» Work to be completed: Quote all of the data below exactly, please.

<<<<

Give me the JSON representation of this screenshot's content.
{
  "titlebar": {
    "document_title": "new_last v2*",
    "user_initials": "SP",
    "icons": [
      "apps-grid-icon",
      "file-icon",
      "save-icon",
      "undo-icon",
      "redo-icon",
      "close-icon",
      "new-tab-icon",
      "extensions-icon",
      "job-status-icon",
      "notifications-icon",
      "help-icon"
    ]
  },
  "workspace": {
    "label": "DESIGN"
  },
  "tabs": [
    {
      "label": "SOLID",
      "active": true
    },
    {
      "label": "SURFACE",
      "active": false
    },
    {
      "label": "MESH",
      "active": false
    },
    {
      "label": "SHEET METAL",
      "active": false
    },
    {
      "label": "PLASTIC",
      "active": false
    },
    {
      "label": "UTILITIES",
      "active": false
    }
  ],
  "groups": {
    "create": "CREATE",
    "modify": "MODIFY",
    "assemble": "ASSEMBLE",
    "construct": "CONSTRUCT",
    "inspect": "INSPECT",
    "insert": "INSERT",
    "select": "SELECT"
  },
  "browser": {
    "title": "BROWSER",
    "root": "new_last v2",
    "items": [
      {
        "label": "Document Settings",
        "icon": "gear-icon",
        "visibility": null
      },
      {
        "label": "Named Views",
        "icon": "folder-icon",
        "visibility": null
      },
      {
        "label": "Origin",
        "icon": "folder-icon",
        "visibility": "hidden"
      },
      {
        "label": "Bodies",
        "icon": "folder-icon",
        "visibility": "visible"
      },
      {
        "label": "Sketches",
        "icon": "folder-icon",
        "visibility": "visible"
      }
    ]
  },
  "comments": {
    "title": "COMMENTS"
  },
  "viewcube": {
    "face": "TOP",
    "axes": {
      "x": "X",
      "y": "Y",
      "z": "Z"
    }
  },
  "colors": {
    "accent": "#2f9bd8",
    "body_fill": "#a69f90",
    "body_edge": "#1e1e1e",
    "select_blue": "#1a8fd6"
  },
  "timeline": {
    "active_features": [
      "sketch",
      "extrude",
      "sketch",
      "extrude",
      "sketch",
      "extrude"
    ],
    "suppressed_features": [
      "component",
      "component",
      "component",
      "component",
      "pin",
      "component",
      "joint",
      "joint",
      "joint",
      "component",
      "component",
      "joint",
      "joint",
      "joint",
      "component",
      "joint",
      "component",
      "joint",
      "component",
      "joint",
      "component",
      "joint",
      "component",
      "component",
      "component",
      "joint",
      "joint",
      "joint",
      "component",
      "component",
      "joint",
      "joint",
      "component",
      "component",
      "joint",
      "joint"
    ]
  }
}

>>>>

» Full output:
Give me the JSON representation of this screenshot's content.
{
  "titlebar": {
    "document_title": "new_last v2*",
    "user_initials": "SP",
    "icons": [
      "apps-grid-icon",
      "file-icon",
      "save-icon",
      "undo-icon",
      "redo-icon",
      "close-icon",
      "new-tab-icon",
      "extensions-icon",
      "job-status-icon",
      "notifications-icon",
      "help-icon"
    ]
  },
  "workspace": {
    "label": "DESIGN"
  },
  "tabs": [
    {
      "label": "SOLID",
      "active": true
    },
    {
      "label": "SURFACE",
      "active": false
    },
    {
      "label": "MESH",
      "active": false
    },
    {
      "label": "SHEET METAL",
      "active": false
    },
    {
      "label": "PLASTIC",
      "active": false
    },
    {
      "label": "UTILITIES",
      "active": false
    }
  ],
  "groups": {
    "create": "CREATE",
    "modify": "MODIFY",
    "assemble": "ASSEMBLE",
    "construct": "CONSTRUCT",
    "inspect": "INSPECT",
    "insert": "INSERT",
    "select": "SELECT"
  },
  "browser": {
    "title": "BROWSER",
    "root": "new_last v2",
    "items": [
      {
        "label": "Document Settings",
        "icon": "gear-icon",
        "visibility": null
      },
      {
        "label": "Named Views",
        "icon": "folder-icon",
        "visibility": null
      },
      {
        "label": "Origin",
        "icon": "folder-icon",
        "visibility": "hidden"
      },
      {
        "label": "Bodies",
        "icon": "folder-icon",
        "visibility": "visible"
      },
      {
        "label": "Sketches",
        "icon": "folder-icon",
        "visibility": "visible"
      }
    ]
  },
  "comments": {
    "title": "COMMENTS"
  },
  "viewcube": {
    "face": "TOP",
    "axes": {
      "x": "X",
      "y": "Y",
      "z": "Z"
    }
  },
  "colors": {
    "accent": "#2f9bd8",
    "body_fill": "#a69f90",
    "body_edge": "#1e1e1e",
    "select_blue": "#1a8fd6"
  },
  "timeline": {
    "active_features": [
      "sketch",
      "extrude",
      "sketch",
      "extrude",
      "sketch",
      "extrude"
    ],
    "suppressed_features": [
      "component",
      "component",
      "component",
      "component",
      "pin",
      "component",
      "joint",
      "joint",
      "joint",
      "component",
      "component",
      "joint",
      "joint",
      "joint",
      "component",
      "joint",
      "component",
      "joint",
      "component",
      "joint",
      "component",
      "joint",
      "component",
      "component",
      "component",
      "joint",
      "joint",
      "joint",
      "component",
      "component",
      "joint",
      "joint",
      "component",
      "component",
      "joint",
      "joint"
    ]
  }
}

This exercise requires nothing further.